(begin)
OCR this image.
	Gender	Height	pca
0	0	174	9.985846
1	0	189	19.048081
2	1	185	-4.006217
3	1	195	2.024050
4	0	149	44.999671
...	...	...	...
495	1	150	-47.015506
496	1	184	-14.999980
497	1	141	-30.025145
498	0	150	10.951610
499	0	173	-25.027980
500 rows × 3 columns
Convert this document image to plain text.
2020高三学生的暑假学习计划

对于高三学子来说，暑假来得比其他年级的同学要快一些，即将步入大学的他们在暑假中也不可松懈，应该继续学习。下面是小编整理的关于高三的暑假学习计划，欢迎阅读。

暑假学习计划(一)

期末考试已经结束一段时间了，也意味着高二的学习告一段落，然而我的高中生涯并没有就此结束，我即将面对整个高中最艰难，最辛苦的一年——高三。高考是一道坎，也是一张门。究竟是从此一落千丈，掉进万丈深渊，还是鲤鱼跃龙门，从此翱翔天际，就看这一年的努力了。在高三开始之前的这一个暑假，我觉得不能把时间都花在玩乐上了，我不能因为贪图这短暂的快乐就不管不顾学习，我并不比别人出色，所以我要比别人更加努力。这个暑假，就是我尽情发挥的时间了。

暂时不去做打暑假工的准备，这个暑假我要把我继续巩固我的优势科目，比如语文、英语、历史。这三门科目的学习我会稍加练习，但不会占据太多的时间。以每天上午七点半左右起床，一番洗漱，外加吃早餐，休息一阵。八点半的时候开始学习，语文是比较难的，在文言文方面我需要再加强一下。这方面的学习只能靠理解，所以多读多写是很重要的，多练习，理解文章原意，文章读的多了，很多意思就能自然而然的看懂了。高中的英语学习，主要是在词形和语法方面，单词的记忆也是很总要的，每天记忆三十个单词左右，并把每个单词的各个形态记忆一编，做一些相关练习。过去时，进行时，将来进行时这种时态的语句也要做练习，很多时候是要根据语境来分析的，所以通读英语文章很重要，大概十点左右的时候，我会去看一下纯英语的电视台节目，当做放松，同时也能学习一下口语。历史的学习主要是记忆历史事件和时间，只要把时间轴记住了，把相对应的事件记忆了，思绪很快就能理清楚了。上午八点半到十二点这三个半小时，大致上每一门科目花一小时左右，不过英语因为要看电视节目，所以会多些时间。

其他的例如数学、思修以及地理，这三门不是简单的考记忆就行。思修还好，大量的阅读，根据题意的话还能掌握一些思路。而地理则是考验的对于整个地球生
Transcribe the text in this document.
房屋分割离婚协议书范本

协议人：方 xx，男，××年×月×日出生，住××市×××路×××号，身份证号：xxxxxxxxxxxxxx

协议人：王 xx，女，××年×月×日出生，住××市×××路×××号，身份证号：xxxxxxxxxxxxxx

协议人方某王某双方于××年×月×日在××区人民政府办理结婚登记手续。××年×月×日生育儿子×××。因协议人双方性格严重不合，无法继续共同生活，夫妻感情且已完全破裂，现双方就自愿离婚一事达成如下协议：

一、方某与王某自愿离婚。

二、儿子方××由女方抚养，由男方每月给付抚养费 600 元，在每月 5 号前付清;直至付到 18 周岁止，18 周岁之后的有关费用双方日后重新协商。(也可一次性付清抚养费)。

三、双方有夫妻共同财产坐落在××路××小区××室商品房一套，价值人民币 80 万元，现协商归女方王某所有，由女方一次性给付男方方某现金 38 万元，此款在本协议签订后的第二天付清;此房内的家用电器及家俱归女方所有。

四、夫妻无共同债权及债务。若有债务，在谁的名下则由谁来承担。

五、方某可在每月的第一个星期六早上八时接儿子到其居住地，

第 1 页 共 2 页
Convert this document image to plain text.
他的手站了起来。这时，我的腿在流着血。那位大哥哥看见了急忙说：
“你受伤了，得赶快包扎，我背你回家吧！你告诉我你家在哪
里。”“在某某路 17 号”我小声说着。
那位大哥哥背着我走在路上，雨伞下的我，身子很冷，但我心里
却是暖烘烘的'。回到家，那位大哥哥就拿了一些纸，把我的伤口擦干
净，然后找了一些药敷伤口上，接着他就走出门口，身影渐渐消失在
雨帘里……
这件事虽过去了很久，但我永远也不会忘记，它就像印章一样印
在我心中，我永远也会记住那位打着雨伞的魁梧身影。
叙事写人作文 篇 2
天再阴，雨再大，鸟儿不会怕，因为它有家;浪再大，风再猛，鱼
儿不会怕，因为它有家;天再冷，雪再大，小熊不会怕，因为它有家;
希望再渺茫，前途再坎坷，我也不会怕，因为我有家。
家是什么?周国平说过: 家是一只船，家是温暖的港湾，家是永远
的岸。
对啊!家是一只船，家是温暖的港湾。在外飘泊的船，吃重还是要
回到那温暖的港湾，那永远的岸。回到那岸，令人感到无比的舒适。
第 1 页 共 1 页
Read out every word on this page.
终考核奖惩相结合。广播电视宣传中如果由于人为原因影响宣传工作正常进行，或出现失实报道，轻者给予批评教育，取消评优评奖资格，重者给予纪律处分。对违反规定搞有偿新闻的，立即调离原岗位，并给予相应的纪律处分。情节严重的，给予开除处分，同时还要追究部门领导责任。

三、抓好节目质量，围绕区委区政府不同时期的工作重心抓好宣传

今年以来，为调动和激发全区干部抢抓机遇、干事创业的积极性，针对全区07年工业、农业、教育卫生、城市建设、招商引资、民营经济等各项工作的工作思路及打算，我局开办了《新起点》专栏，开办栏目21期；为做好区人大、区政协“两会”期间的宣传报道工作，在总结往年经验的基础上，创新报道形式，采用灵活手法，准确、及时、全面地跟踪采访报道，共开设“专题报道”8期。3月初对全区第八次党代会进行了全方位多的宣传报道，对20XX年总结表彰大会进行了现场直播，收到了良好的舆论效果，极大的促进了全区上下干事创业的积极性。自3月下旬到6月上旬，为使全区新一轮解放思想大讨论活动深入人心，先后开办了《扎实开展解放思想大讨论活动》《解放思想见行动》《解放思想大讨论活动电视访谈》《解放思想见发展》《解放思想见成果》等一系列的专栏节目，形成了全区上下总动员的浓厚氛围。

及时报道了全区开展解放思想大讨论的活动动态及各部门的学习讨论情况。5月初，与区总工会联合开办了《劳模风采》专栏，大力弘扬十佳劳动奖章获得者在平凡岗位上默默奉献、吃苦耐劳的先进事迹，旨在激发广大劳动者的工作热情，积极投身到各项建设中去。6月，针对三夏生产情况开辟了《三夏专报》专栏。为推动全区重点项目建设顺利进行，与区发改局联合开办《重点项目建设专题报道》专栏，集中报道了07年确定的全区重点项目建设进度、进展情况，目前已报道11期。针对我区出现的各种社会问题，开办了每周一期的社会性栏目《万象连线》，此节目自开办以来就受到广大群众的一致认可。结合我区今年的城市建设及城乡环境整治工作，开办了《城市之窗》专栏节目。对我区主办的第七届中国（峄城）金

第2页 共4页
(end)
The request:
Search the records for the word "家是一只船" and copy every line where it occurs.

Task solution:
家是什么?周国平说过: 家是一只船，家是温暖的港湾，家是永远
对啊!家是一只船，家是温暖的港湾。在外飘泊的船，吃重还是要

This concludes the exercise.